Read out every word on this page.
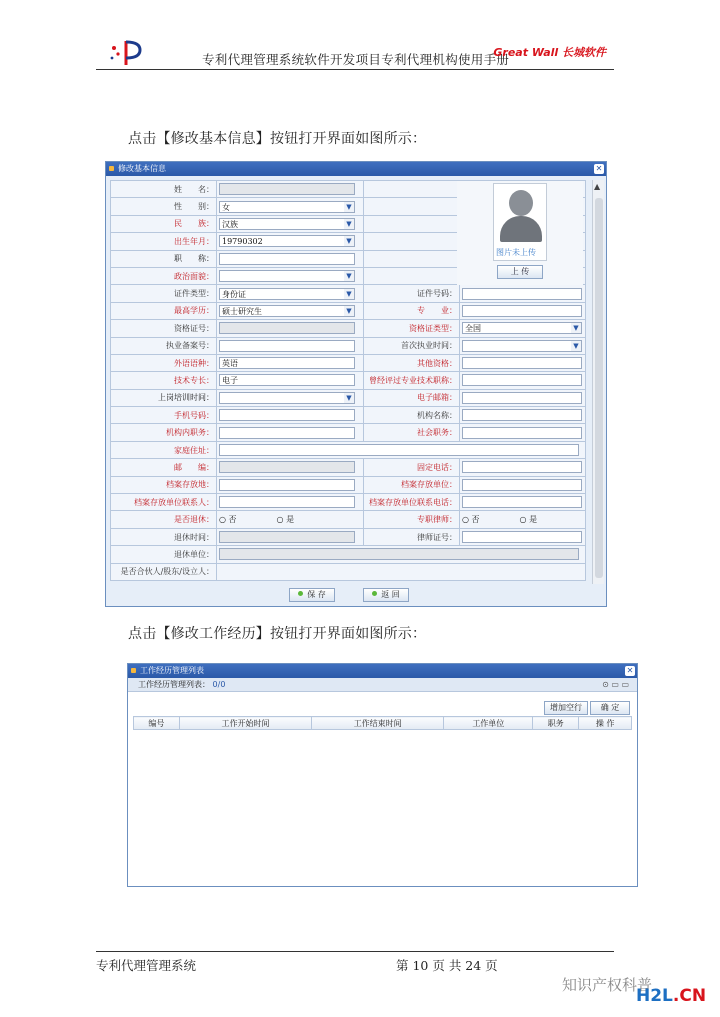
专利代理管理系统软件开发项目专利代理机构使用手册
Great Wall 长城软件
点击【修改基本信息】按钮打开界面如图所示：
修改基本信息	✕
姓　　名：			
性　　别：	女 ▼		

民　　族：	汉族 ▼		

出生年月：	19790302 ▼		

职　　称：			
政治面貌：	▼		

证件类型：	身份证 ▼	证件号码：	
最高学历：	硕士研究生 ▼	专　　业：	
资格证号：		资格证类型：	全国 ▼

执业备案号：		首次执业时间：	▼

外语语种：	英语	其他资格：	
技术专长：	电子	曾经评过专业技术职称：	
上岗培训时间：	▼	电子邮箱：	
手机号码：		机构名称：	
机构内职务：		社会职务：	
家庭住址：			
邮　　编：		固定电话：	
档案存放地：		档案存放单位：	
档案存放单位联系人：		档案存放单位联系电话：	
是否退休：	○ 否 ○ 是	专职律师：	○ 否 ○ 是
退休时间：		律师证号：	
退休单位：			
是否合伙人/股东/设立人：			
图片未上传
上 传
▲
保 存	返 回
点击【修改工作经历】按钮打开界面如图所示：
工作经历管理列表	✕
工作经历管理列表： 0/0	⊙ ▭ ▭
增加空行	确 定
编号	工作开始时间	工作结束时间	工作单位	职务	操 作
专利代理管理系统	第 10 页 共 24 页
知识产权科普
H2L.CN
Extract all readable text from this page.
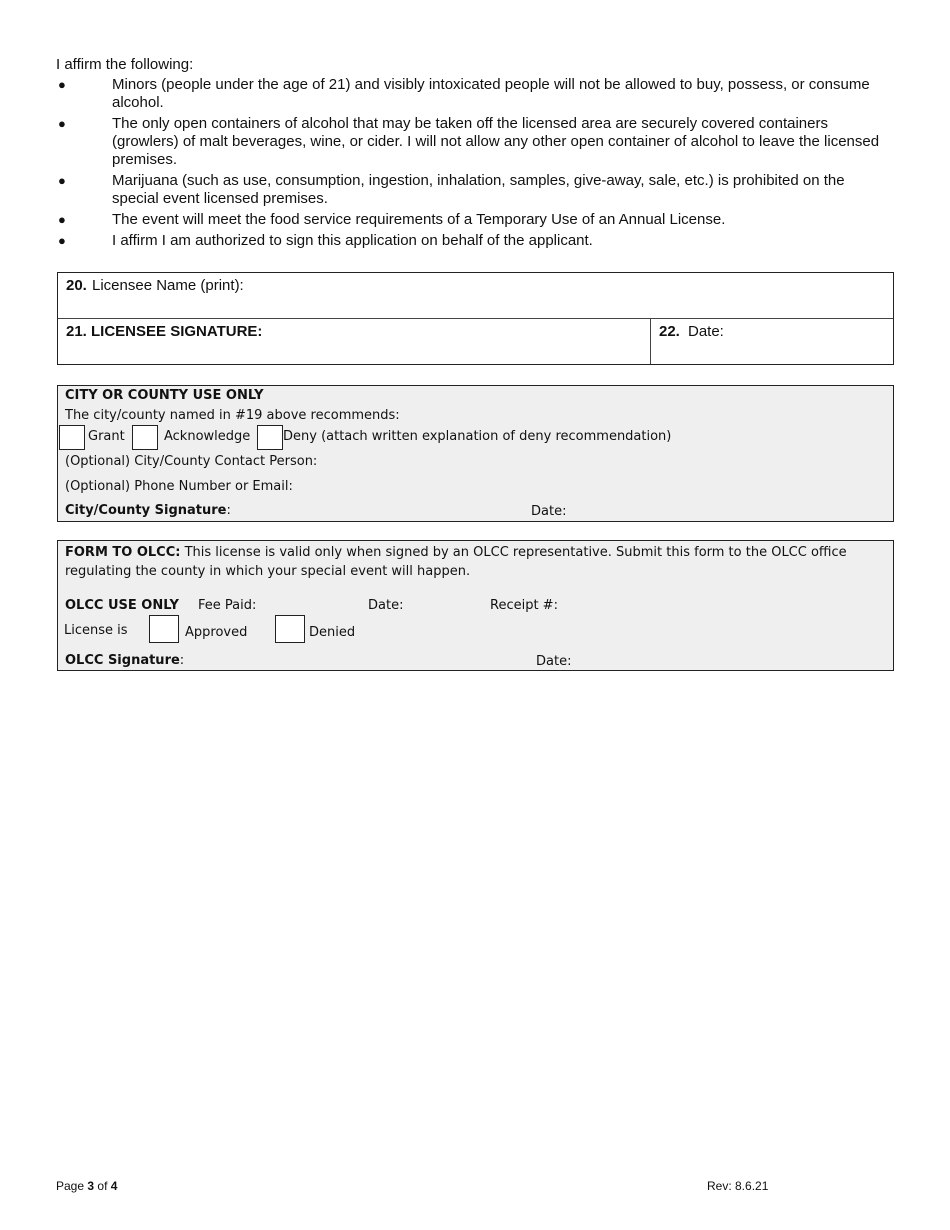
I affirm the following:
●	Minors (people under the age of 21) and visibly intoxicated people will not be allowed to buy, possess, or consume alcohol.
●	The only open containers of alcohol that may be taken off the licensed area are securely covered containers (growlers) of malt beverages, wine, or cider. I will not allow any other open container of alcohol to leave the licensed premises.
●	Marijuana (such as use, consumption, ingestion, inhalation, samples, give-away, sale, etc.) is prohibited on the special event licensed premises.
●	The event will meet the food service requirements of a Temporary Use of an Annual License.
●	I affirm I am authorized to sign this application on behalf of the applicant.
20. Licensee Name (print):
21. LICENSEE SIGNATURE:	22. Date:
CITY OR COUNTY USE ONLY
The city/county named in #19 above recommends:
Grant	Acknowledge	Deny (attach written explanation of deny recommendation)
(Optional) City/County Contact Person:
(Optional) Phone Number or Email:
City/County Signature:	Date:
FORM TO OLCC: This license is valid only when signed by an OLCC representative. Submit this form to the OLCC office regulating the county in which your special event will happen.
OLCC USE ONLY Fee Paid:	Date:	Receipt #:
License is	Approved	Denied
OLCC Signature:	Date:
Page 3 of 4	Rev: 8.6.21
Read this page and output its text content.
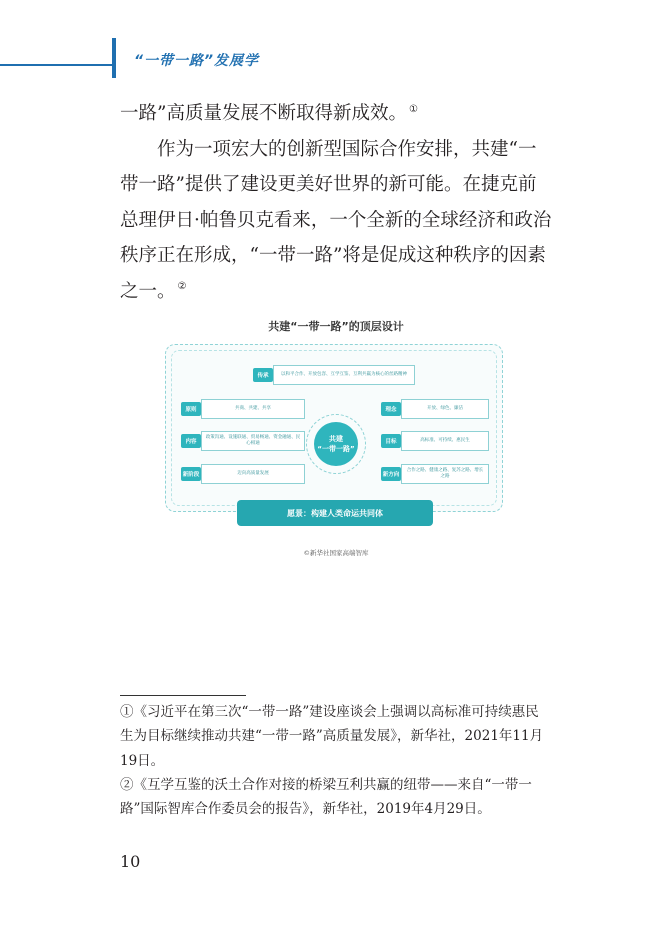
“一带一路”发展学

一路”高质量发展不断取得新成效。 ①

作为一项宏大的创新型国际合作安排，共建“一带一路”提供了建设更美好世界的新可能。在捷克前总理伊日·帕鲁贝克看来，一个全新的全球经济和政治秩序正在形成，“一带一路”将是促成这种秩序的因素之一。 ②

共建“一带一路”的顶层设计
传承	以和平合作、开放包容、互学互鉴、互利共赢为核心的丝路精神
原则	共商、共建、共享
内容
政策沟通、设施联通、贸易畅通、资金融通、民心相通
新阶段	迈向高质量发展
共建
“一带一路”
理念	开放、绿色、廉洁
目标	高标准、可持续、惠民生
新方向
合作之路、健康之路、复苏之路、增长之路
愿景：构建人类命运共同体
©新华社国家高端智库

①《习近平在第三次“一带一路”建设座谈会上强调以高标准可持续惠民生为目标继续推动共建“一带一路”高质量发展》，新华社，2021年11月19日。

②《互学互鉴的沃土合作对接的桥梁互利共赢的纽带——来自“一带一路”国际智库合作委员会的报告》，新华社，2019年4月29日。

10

Exercise prompt - Repeat the material above verbatim, with no pictures in the output.

Result of the task -
Read out every word on this page.
专利代理管理系统软件开发项目专利代理机构使用手册
Great Wall 长城软件
点击【修改基本信息】按钮打开界面如图所示：
修改基本信息	✕
姓　　名：			
性　　别：	女 ▼		

民　　族：	汉族 ▼		

出生年月：	19790302 ▼		

职　　称：			
政治面貌：	▼		

证件类型：	身份证 ▼	证件号码：	
最高学历：	硕士研究生 ▼	专　　业：	
资格证号：		资格证类型：	全国 ▼

执业备案号：		首次执业时间：	▼

外语语种：	英语	其他资格：	
技术专长：	电子	曾经评过专业技术职称：	
上岗培训时间：	▼	电子邮箱：	
手机号码：		机构名称：	
机构内职务：		社会职务：	
家庭住址：			
邮　　编：		固定电话：	
档案存放地：		档案存放单位：	
档案存放单位联系人：		档案存放单位联系电话：	
是否退休：	○ 否 ○ 是	专职律师：	○ 否 ○ 是
退休时间：		律师证号：	
退休单位：			
是否合伙人/股东/设立人：			
图片未上传
上 传
▲
保 存	返 回
点击【修改工作经历】按钮打开界面如图所示：
工作经历管理列表	✕
工作经历管理列表： 0/0	⊙ ▭ ▭
增加空行	确 定
编号	工作开始时间	工作结束时间	工作单位	职务	操 作
专利代理管理系统	第 10 页 共 24 页
知识产权科普
H2L.CN
Extract all readable text from this page.
I affirm the following:
●	Minors (people under the age of 21) and visibly intoxicated people will not be allowed to buy, possess, or consume alcohol.
●	The only open containers of alcohol that may be taken off the licensed area are securely covered containers (growlers) of malt beverages, wine, or cider. I will not allow any other open container of alcohol to leave the licensed premises.
●	Marijuana (such as use, consumption, ingestion, inhalation, samples, give-away, sale, etc.) is prohibited on the special event licensed premises.
●	The event will meet the food service requirements of a Temporary Use of an Annual License.
●	I affirm I am authorized to sign this application on behalf of the applicant.
20. Licensee Name (print):
21. LICENSEE SIGNATURE:	22. Date:
CITY OR COUNTY USE ONLY
The city/county named in #19 above recommends:
Grant	Acknowledge	Deny (attach written explanation of deny recommendation)
(Optional) City/County Contact Person:
(Optional) Phone Number or Email:
City/County Signature:	Date:
FORM TO OLCC: This license is valid only when signed by an OLCC representative. Submit this form to the OLCC office regulating the county in which your special event will happen.
OLCC USE ONLY Fee Paid:	Date:	Receipt #:
License is	Approved	Denied
OLCC Signature:	Date:
Page 3 of 4	Rev: 8.6.21
Read this page and output its text content.
“一带一路”发展学

一路”高质量发展不断取得新成效。 ①

作为一项宏大的创新型国际合作安排，共建“一带一路”提供了建设更美好世界的新可能。在捷克前总理伊日·帕鲁贝克看来，一个全新的全球经济和政治秩序正在形成，“一带一路”将是促成这种秩序的因素之一。 ②

共建“一带一路”的顶层设计
传承	以和平合作、开放包容、互学互鉴、互利共赢为核心的丝路精神
原则	共商、共建、共享
内容
政策沟通、设施联通、贸易畅通、资金融通、民心相通
新阶段	迈向高质量发展
共建
“一带一路”
理念	开放、绿色、廉洁
目标	高标准、可持续、惠民生
新方向
合作之路、健康之路、复苏之路、增长之路
愿景：构建人类命运共同体
©新华社国家高端智库

①《习近平在第三次“一带一路”建设座谈会上强调以高标准可持续惠民生为目标继续推动共建“一带一路”高质量发展》，新华社，2021年11月19日。

②《互学互鉴的沃土合作对接的桥梁互利共赢的纽带——来自“一带一路”国际智库合作委员会的报告》，新华社，2019年4月29日。

10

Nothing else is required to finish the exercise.